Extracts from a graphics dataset
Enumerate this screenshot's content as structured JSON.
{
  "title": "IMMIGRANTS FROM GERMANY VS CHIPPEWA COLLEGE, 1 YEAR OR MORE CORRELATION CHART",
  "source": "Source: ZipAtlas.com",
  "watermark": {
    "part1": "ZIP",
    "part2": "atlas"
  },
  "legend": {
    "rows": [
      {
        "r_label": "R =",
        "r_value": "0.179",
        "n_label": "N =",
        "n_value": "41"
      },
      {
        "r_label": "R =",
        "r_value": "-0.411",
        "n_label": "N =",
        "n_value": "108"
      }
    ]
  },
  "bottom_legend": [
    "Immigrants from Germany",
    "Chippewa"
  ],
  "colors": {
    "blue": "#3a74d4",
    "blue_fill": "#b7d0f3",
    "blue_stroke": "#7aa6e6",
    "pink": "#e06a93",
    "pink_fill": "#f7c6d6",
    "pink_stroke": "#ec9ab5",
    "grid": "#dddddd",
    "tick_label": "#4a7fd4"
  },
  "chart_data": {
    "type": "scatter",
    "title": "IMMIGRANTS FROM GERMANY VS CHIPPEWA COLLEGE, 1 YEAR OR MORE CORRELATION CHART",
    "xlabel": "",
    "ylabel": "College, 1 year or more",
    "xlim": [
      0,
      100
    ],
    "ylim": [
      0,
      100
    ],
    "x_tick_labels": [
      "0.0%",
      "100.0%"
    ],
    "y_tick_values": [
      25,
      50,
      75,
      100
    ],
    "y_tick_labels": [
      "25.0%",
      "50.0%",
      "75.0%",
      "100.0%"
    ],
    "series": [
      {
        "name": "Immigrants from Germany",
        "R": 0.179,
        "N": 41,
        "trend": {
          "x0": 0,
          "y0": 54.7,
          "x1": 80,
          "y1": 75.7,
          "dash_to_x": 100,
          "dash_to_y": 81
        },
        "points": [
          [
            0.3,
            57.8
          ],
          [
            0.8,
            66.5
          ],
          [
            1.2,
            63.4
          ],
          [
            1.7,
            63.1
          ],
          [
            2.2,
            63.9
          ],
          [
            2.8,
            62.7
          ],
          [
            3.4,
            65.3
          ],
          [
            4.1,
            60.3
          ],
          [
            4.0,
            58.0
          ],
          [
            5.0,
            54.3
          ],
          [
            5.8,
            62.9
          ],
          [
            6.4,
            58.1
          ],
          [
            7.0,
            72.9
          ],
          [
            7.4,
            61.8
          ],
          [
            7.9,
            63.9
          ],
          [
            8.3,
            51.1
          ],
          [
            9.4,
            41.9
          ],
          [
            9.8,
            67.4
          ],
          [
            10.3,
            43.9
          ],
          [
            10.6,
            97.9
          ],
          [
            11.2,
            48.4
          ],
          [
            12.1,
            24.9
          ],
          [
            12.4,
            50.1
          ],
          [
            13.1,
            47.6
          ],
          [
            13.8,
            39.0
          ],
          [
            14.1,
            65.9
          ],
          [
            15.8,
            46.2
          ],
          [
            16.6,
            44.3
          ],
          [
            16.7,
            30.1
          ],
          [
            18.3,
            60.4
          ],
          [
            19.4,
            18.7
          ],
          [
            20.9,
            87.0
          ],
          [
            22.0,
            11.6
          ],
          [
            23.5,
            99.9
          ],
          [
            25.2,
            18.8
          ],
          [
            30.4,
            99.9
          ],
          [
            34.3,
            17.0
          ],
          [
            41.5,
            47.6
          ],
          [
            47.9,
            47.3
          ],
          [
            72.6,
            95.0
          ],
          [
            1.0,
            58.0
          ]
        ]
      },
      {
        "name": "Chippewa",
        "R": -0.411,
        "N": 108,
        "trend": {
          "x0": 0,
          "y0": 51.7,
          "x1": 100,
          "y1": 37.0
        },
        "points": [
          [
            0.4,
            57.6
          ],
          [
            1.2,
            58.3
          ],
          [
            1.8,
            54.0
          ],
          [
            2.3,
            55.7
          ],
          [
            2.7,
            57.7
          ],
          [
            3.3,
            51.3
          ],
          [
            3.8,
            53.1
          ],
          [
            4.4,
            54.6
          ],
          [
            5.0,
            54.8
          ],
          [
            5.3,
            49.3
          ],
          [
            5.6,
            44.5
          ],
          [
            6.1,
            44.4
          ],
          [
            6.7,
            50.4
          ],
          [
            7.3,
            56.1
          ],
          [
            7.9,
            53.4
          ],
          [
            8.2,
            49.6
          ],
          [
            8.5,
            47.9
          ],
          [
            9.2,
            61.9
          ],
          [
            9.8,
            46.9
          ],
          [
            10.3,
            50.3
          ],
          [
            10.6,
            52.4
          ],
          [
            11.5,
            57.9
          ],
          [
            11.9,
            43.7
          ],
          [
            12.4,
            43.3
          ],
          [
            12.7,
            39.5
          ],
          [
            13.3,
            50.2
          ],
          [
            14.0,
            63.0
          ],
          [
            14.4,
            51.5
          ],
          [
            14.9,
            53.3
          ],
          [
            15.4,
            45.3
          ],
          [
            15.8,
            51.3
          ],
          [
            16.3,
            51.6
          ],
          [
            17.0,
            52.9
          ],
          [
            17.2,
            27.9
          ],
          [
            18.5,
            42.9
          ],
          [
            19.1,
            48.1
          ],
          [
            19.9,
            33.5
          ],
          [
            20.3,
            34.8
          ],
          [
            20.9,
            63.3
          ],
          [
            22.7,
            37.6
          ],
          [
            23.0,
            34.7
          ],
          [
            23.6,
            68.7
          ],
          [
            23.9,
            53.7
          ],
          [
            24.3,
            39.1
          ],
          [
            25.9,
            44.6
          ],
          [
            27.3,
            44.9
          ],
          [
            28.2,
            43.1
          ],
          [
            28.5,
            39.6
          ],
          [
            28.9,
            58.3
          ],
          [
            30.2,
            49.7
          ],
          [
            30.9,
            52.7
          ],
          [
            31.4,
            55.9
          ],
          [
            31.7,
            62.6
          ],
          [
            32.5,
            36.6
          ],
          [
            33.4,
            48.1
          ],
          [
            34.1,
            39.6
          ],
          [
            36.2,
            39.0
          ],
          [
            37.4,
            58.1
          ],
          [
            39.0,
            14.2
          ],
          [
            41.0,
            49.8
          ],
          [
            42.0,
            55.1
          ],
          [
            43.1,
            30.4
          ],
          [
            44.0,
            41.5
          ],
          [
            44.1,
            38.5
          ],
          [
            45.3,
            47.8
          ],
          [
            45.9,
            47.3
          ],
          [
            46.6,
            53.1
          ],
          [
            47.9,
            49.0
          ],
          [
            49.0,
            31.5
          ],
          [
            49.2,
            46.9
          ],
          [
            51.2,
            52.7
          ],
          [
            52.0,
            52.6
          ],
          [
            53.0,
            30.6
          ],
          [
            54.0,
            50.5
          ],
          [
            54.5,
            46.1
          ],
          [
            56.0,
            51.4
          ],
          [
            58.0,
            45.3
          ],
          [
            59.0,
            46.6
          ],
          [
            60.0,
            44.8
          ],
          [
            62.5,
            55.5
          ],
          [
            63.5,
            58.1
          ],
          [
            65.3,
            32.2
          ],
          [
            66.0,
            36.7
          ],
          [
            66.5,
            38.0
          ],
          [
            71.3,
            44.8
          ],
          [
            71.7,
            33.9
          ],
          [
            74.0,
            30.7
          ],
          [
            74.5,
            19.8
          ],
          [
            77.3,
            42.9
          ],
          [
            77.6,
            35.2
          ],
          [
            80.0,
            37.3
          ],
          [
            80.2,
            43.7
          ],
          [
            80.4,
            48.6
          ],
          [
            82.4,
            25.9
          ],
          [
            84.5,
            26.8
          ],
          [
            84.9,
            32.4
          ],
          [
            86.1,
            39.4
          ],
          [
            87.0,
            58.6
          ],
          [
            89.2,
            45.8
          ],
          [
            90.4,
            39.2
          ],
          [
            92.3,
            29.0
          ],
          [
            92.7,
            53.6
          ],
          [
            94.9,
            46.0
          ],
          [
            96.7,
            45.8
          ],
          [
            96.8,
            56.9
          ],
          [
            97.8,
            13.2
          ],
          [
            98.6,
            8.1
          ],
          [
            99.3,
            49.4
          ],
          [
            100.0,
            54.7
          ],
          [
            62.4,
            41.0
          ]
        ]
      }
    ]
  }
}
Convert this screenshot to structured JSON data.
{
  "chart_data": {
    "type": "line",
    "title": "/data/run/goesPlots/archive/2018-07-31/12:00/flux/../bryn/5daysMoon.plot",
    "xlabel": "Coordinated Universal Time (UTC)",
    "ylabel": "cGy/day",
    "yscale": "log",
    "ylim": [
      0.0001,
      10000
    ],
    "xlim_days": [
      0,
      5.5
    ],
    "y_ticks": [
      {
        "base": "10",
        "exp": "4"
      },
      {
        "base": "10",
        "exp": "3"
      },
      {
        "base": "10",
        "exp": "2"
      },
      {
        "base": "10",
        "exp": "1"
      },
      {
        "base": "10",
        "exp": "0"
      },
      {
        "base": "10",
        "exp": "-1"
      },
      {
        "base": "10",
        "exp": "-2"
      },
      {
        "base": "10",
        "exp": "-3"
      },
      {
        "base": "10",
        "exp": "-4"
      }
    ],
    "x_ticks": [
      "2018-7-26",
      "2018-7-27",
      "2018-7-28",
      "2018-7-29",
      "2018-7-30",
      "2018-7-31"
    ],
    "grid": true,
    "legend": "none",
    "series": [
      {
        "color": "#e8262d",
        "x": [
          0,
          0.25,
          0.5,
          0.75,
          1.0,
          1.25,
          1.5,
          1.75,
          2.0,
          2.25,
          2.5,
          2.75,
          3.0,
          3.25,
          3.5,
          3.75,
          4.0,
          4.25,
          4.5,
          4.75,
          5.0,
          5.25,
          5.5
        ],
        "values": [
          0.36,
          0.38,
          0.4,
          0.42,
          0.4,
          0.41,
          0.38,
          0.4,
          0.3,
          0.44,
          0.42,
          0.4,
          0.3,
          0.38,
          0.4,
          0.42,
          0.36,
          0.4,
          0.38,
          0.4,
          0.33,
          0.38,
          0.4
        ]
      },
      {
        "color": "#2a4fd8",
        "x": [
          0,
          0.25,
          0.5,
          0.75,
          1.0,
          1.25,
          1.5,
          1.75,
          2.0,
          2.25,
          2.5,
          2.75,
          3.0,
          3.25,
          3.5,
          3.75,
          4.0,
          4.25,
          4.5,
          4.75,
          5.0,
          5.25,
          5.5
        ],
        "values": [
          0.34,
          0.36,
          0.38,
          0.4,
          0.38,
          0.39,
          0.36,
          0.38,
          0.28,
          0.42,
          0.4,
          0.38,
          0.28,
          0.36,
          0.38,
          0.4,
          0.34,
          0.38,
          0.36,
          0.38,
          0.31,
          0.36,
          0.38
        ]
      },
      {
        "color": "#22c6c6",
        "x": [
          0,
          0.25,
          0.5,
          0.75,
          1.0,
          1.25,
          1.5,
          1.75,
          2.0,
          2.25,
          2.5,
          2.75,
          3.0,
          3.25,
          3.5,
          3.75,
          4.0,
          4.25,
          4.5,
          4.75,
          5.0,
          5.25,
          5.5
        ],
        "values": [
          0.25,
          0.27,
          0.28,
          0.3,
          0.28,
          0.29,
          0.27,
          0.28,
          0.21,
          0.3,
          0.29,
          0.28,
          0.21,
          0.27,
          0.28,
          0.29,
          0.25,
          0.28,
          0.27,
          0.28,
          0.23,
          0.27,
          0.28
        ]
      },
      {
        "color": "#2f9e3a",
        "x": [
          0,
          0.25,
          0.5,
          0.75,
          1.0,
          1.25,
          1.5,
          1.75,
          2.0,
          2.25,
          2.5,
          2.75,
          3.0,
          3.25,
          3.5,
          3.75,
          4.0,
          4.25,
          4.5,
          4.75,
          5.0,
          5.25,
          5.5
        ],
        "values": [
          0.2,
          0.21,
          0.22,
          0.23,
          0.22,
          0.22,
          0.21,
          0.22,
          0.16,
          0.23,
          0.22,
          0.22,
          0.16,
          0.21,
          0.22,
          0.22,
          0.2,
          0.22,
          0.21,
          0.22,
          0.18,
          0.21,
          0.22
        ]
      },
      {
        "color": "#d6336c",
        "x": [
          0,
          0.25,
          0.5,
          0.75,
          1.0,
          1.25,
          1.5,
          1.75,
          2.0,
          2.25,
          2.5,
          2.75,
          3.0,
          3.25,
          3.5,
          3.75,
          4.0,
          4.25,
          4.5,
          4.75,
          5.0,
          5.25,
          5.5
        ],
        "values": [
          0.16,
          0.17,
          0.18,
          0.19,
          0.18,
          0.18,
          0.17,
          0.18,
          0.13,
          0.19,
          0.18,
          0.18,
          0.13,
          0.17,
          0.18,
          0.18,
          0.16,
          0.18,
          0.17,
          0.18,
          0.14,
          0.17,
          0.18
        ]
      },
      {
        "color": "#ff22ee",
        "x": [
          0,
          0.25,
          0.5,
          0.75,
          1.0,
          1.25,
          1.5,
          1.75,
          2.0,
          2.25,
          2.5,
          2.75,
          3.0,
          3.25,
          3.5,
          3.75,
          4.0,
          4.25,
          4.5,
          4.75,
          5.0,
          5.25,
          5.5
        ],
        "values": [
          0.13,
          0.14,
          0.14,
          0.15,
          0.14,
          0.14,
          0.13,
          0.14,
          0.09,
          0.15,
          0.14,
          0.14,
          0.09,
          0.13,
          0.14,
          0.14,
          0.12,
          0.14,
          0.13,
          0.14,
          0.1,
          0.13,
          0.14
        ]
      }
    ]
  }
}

Written problem »
From the listing, copy each line containing the word "CORRELATION".

Result for this task »
  "title": "IMMIGRANTS FROM GERMANY VS CHIPPEWA COLLEGE, 1 YEAR OR MORE CORRELATION CHART",
    "title": "IMMIGRANTS FROM GERMANY VS CHIPPEWA COLLEGE, 1 YEAR OR MORE CORRELATION CHART",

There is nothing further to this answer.